WHAT THE TASK REQUIRES
Answer with a single number: how many lines in the listing below include "Current"?

(Items from a figure collection)
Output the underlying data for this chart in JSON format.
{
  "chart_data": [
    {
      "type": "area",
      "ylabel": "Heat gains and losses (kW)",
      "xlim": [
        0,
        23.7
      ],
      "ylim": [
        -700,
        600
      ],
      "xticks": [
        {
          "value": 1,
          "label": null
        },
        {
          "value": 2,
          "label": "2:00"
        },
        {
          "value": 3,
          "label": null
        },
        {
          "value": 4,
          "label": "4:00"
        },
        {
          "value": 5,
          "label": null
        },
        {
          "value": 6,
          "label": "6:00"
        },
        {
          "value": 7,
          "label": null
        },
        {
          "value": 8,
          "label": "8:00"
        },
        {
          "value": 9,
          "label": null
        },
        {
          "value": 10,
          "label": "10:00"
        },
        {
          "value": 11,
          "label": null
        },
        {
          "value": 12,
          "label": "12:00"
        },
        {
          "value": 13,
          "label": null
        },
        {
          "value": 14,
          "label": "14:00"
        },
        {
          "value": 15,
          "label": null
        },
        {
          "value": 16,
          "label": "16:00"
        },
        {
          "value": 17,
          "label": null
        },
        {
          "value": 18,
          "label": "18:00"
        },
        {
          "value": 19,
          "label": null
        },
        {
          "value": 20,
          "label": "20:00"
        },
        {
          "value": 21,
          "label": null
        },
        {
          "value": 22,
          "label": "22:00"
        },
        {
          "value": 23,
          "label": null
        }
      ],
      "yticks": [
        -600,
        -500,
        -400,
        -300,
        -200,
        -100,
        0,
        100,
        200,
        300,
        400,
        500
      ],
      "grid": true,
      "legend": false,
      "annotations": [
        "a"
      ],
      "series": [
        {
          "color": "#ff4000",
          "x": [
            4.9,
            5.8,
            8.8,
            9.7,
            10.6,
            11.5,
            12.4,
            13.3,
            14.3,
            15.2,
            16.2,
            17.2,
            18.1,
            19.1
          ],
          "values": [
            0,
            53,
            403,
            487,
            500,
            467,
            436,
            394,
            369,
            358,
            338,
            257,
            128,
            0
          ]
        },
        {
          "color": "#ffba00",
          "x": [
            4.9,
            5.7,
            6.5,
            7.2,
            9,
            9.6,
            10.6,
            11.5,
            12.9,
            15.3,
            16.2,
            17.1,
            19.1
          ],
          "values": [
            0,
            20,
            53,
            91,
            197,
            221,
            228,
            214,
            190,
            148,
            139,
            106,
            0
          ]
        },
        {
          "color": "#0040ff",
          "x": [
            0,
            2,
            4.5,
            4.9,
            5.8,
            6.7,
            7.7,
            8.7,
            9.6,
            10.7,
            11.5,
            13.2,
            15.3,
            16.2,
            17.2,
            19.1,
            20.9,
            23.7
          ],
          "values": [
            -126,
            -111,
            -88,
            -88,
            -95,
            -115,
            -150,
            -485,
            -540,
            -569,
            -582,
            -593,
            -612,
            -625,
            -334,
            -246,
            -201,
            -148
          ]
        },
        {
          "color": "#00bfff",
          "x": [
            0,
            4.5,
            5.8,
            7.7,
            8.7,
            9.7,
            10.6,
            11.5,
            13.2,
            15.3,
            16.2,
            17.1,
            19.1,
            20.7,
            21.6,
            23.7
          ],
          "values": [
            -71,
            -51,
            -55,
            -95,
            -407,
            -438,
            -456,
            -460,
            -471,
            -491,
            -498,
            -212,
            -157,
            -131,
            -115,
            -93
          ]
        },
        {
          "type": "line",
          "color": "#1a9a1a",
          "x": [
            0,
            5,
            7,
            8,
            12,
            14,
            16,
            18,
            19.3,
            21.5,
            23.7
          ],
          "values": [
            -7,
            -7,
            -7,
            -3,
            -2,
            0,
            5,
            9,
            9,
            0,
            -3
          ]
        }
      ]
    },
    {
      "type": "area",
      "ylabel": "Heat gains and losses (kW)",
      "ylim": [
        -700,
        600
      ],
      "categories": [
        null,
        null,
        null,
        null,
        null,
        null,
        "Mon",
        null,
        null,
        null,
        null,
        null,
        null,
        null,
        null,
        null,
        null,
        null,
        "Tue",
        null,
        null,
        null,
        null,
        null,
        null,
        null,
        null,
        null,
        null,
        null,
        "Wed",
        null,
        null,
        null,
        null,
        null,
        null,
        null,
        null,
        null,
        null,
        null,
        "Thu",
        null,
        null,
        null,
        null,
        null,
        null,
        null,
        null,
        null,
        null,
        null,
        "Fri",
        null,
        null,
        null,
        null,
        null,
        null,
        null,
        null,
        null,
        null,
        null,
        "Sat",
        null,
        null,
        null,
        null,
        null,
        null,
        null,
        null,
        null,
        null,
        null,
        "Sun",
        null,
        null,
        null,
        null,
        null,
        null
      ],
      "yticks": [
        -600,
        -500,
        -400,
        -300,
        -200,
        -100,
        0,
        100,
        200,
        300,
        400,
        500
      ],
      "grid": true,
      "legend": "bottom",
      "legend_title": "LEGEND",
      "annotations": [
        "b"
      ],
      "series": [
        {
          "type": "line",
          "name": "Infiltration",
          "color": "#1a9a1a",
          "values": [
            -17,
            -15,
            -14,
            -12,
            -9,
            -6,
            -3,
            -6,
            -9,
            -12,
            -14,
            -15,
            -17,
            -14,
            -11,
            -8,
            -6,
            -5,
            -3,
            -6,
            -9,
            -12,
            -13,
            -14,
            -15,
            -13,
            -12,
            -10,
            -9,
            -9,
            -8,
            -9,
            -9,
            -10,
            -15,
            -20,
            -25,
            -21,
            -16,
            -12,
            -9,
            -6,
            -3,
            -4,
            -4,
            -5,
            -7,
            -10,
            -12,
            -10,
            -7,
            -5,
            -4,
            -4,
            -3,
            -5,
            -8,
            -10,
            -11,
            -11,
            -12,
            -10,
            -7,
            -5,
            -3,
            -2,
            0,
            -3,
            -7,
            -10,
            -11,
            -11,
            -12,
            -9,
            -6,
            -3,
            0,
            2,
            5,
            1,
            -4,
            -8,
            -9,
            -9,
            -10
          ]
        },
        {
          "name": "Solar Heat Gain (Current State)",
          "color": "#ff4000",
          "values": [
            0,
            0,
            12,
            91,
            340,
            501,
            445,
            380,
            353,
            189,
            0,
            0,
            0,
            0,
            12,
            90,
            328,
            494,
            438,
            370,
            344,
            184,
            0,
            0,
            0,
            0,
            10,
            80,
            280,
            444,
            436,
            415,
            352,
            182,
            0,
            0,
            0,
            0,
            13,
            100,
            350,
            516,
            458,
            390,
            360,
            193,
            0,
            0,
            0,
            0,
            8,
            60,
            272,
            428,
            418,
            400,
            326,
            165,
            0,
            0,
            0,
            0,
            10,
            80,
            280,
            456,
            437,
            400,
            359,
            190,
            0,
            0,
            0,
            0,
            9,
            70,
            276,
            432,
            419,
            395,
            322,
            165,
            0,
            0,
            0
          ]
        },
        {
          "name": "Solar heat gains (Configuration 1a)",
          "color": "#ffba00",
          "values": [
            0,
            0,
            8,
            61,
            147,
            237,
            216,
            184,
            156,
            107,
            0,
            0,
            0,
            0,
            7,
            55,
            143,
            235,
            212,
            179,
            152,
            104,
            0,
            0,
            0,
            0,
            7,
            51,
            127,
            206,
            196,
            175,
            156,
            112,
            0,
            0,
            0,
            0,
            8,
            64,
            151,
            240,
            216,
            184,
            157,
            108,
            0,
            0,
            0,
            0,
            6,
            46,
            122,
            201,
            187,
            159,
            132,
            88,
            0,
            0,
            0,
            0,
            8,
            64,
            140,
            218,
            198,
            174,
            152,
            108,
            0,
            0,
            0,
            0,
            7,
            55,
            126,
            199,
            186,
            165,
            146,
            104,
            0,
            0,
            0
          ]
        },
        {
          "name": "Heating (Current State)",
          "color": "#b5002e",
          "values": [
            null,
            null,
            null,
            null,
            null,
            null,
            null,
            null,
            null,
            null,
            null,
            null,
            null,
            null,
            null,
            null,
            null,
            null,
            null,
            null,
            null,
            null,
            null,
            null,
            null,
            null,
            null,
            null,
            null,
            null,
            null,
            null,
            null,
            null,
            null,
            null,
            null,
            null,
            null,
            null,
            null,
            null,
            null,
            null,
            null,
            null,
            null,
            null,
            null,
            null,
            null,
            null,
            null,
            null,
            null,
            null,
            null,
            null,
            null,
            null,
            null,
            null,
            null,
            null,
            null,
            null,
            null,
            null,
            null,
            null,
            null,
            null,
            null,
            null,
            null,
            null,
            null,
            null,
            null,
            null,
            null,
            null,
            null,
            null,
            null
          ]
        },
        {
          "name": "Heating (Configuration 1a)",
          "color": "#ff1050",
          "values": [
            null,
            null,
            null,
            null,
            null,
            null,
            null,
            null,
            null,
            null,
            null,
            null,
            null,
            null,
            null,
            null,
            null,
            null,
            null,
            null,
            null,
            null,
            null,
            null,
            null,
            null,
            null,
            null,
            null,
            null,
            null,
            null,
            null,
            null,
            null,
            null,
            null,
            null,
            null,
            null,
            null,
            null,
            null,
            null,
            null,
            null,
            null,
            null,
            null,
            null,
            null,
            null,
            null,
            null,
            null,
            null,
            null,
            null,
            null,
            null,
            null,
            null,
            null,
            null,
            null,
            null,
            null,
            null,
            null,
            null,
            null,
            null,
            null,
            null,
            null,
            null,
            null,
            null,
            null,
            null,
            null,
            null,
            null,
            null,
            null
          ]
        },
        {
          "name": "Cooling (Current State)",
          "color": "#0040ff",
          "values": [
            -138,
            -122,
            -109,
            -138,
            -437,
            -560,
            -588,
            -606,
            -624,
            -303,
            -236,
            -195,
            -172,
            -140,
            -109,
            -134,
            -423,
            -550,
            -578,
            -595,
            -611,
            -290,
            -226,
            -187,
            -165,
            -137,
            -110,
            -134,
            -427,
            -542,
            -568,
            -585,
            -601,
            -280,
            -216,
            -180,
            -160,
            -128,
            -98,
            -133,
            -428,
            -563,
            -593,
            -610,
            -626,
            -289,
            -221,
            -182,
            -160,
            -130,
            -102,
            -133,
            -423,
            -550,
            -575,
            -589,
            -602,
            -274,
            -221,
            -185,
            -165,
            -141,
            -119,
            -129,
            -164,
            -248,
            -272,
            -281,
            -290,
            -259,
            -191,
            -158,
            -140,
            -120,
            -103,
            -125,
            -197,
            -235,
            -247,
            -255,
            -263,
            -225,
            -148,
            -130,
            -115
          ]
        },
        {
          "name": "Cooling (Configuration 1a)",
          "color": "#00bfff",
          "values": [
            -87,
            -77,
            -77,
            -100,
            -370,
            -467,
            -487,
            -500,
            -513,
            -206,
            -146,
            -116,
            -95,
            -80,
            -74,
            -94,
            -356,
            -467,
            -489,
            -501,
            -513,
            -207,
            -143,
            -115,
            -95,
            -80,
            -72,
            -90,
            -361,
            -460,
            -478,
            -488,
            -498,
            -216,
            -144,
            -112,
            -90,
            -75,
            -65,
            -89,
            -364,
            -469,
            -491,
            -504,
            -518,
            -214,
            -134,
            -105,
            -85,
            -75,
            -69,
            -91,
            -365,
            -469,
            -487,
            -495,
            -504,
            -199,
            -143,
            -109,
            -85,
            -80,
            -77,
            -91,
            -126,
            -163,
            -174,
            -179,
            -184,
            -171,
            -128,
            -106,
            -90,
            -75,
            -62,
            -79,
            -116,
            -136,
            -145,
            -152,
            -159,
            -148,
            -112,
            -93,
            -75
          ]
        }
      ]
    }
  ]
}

THE COMPLETED TASK
3